• [EXTRACTED DATA]

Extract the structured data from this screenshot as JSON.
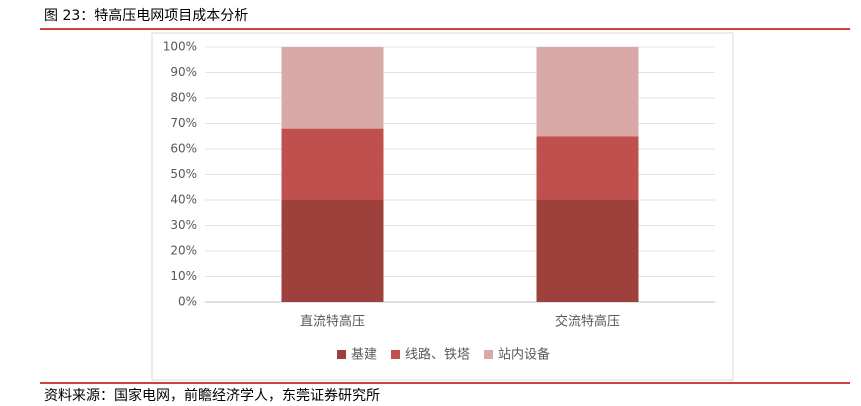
{
  "chart_data": {
    "type": "stacked_bar",
    "title": "图 23：特高压电网项目成本分析",
    "source": "资料来源：国家电网，前瞻经济学人，东莞证券研究所",
    "categories": [
      "直流特高压",
      "交流特高压"
    ],
    "series": [
      {
        "name": "基建",
        "color": "#9e413d",
        "values": [
          40,
          40
        ]
      },
      {
        "name": "线路、铁塔",
        "color": "#c0504d",
        "values": [
          28,
          25
        ]
      },
      {
        "name": "站内设备",
        "color": "#d9a9a8",
        "values": [
          32,
          35
        ]
      }
    ],
    "ylim": [
      0,
      100
    ],
    "yticks": [
      {
        "value": 0,
        "label": "0%"
      },
      {
        "value": 10,
        "label": "10%"
      },
      {
        "value": 20,
        "label": "20%"
      },
      {
        "value": 30,
        "label": "30%"
      },
      {
        "value": 40,
        "label": "40%"
      },
      {
        "value": 50,
        "label": "50%"
      },
      {
        "value": 60,
        "label": "60%"
      },
      {
        "value": 70,
        "label": "70%"
      },
      {
        "value": 80,
        "label": "80%"
      },
      {
        "value": 90,
        "label": "90%"
      },
      {
        "value": 100,
        "label": "100%"
      }
    ],
    "grid": true
  }
}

• [PROBLEM REQUIREMENTS] Copy every line of the material in which the word "color" occurs.

• [ANSWER TO THIS EXERCISE]
        "color": "#9e413d",
        "color": "#c0504d",
        "color": "#d9a9a8",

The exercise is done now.